* Dataset records
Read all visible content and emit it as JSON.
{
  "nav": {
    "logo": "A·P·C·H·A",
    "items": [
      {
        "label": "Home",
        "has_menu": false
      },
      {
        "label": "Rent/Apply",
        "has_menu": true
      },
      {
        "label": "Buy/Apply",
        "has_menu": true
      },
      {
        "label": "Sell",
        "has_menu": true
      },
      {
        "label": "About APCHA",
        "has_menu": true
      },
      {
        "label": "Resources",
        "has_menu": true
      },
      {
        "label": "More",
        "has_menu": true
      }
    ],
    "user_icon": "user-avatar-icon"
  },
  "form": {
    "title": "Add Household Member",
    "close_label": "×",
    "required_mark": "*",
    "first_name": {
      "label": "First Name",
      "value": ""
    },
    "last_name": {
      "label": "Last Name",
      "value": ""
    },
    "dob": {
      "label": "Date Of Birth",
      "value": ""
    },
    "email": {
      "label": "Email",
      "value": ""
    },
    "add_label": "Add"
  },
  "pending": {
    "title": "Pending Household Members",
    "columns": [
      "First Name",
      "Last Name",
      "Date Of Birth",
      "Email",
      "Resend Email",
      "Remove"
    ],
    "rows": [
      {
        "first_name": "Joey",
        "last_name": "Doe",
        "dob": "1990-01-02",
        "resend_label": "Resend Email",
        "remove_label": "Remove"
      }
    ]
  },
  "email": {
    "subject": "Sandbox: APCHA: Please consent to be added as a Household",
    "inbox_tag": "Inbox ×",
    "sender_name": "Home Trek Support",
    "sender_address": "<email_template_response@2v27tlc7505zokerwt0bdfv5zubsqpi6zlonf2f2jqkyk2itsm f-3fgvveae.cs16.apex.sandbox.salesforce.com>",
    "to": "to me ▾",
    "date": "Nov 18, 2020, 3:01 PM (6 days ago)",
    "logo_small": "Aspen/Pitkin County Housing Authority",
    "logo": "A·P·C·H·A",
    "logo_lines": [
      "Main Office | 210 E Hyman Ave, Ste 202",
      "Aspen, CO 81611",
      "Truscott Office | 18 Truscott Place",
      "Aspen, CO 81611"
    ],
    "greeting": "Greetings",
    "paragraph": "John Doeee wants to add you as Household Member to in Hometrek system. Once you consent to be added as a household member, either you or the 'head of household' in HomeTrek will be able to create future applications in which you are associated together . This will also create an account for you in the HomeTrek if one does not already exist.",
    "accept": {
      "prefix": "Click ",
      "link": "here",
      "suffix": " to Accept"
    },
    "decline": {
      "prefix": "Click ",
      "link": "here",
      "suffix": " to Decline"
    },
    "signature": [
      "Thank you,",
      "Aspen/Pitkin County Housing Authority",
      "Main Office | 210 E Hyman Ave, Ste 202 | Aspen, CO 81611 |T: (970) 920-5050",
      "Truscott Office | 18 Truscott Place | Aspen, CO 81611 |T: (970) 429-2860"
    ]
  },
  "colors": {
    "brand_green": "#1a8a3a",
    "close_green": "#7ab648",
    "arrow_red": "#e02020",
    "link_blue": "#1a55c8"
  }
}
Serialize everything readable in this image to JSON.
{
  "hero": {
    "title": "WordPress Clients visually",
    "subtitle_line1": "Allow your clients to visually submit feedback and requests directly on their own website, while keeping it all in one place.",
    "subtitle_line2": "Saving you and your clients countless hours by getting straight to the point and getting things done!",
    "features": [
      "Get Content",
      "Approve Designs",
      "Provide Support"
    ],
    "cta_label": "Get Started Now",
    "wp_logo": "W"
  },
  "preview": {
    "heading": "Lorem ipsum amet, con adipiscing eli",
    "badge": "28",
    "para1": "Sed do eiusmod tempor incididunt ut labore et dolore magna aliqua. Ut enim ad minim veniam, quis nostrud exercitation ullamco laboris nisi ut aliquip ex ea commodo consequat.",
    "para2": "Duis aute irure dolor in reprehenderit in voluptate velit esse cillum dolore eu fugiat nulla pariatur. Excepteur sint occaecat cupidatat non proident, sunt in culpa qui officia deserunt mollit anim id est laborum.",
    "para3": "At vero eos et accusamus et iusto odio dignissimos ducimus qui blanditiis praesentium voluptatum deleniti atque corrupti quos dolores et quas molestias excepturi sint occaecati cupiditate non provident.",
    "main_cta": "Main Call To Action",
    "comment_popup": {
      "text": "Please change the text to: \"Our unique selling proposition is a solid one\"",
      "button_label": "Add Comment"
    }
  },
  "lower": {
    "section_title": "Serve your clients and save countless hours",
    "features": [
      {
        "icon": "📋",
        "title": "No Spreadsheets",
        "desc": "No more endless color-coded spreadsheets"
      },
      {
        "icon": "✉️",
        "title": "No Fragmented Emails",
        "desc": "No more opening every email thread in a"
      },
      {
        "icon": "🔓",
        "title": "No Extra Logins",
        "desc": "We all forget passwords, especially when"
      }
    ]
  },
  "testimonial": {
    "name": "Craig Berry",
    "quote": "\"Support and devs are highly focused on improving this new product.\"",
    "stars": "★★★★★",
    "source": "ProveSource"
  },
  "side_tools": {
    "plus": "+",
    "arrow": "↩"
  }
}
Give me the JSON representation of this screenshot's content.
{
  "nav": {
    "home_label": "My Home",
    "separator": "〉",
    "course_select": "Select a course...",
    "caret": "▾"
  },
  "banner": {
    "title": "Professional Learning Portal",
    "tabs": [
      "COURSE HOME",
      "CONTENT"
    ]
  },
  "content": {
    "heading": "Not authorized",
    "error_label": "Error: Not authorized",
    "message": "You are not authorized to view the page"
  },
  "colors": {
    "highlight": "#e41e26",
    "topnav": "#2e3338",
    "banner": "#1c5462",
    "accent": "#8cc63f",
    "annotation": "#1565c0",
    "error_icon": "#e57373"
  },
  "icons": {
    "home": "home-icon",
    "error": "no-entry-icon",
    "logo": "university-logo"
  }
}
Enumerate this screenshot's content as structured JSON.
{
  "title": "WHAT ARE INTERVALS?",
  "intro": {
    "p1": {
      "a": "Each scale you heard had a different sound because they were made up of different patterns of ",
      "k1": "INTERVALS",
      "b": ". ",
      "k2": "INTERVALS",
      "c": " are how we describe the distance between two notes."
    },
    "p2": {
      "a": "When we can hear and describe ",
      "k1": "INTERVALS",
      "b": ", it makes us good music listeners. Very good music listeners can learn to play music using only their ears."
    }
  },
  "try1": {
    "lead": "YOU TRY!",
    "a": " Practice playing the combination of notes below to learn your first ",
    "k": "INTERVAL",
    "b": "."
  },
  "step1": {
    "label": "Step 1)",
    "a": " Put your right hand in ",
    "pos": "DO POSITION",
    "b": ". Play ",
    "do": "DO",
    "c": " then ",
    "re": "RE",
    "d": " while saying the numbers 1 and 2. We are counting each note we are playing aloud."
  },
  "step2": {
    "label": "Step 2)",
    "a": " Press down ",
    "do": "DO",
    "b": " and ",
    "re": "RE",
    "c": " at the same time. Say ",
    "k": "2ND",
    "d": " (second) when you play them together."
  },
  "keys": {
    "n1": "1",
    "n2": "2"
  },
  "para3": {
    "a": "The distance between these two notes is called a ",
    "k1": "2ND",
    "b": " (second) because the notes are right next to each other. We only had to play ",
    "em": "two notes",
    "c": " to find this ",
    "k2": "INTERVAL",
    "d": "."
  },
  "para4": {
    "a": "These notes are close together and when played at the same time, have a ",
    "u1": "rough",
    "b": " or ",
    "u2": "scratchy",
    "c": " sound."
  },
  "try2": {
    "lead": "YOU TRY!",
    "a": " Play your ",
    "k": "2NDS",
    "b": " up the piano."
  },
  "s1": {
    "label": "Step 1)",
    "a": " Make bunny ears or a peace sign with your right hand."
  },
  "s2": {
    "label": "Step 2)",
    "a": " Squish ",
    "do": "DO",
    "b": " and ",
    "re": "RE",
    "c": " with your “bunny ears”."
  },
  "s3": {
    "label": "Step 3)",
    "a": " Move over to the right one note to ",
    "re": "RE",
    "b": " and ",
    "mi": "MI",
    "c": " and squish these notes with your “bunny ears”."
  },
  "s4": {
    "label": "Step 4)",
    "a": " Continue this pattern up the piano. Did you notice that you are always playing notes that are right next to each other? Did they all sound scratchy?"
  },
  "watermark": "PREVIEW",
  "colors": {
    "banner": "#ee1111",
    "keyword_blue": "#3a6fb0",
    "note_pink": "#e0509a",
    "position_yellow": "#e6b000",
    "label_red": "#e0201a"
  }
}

* Given task
Find all lines where the word "next" appears. Copy them.

* Written answer
    "b": " (second) because the notes are right next to each other. We only had to play ",
    "a": " Continue this pattern up the piano. Did you notice that you are always playing notes that are right next to each other? Did they all sound scratchy?"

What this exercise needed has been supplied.